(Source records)
• • • • • • •

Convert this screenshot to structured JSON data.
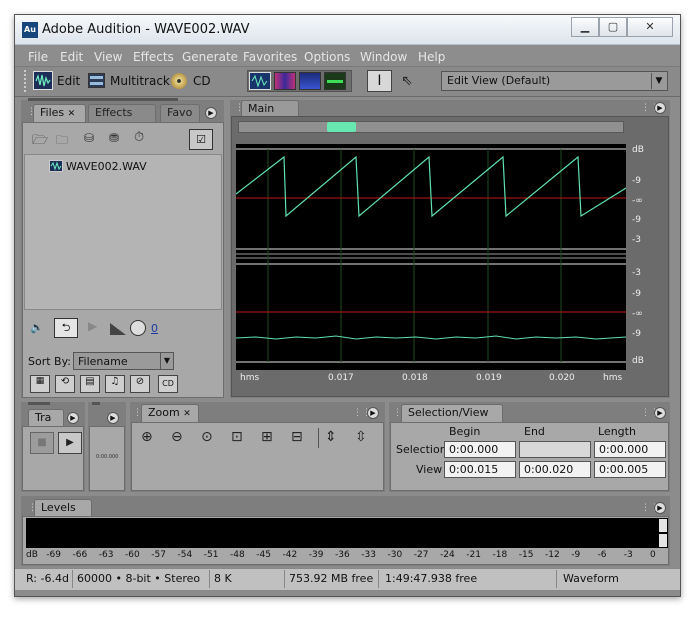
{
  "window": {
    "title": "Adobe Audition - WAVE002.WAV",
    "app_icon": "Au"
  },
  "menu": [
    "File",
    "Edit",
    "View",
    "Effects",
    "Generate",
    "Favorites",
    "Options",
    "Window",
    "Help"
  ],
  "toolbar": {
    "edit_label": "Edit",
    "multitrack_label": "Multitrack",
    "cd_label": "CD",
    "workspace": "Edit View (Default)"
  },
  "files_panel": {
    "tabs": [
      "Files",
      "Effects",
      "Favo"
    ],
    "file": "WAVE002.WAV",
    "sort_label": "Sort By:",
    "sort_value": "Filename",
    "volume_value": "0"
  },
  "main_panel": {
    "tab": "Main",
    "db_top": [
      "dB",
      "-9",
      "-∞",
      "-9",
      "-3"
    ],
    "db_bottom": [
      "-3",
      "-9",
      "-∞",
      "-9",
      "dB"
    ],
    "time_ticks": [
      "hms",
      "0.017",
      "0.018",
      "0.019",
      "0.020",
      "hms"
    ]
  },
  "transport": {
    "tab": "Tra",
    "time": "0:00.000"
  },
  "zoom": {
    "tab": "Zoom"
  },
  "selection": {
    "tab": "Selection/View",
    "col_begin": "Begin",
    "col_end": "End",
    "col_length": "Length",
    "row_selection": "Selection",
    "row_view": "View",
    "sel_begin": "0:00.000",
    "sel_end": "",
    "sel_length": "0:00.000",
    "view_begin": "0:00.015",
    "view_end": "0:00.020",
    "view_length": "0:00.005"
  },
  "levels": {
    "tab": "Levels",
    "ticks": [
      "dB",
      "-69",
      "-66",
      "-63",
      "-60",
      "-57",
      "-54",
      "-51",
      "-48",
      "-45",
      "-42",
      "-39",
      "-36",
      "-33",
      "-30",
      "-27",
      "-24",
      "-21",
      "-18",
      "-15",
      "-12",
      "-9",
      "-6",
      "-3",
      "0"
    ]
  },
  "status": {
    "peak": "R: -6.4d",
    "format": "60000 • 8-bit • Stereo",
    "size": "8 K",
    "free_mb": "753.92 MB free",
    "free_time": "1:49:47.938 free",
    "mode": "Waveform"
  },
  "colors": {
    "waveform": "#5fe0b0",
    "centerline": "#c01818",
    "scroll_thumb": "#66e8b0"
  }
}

• • • • • • •

PROBLEM DETAILS
Your task is to copy the entries in full and exactly, without any images.

EXERCISE SOLUTION
Convert this screenshot to structured JSON data.
{
  "window": {
    "title": "Adobe Audition - WAVE002.WAV",
    "app_icon": "Au"
  },
  "menu": [
    "File",
    "Edit",
    "View",
    "Effects",
    "Generate",
    "Favorites",
    "Options",
    "Window",
    "Help"
  ],
  "toolbar": {
    "edit_label": "Edit",
    "multitrack_label": "Multitrack",
    "cd_label": "CD",
    "workspace": "Edit View (Default)"
  },
  "files_panel": {
    "tabs": [
      "Files",
      "Effects",
      "Favo"
    ],
    "file": "WAVE002.WAV",
    "sort_label": "Sort By:",
    "sort_value": "Filename",
    "volume_value": "0"
  },
  "main_panel": {
    "tab": "Main",
    "db_top": [
      "dB",
      "-9",
      "-∞",
      "-9",
      "-3"
    ],
    "db_bottom": [
      "-3",
      "-9",
      "-∞",
      "-9",
      "dB"
    ],
    "time_ticks": [
      "hms",
      "0.017",
      "0.018",
      "0.019",
      "0.020",
      "hms"
    ]
  },
  "transport": {
    "tab": "Tra",
    "time": "0:00.000"
  },
  "zoom": {
    "tab": "Zoom"
  },
  "selection": {
    "tab": "Selection/View",
    "col_begin": "Begin",
    "col_end": "End",
    "col_length": "Length",
    "row_selection": "Selection",
    "row_view": "View",
    "sel_begin": "0:00.000",
    "sel_end": "",
    "sel_length": "0:00.000",
    "view_begin": "0:00.015",
    "view_end": "0:00.020",
    "view_length": "0:00.005"
  },
  "levels": {
    "tab": "Levels",
    "ticks": [
      "dB",
      "-69",
      "-66",
      "-63",
      "-60",
      "-57",
      "-54",
      "-51",
      "-48",
      "-45",
      "-42",
      "-39",
      "-36",
      "-33",
      "-30",
      "-27",
      "-24",
      "-21",
      "-18",
      "-15",
      "-12",
      "-9",
      "-6",
      "-3",
      "0"
    ]
  },
  "status": {
    "peak": "R: -6.4d",
    "format": "60000 • 8-bit • Stereo",
    "size": "8 K",
    "free_mb": "753.92 MB free",
    "free_time": "1:49:47.938 free",
    "mode": "Waveform"
  },
  "colors": {
    "waveform": "#5fe0b0",
    "centerline": "#c01818",
    "scroll_thumb": "#66e8b0"
  }
}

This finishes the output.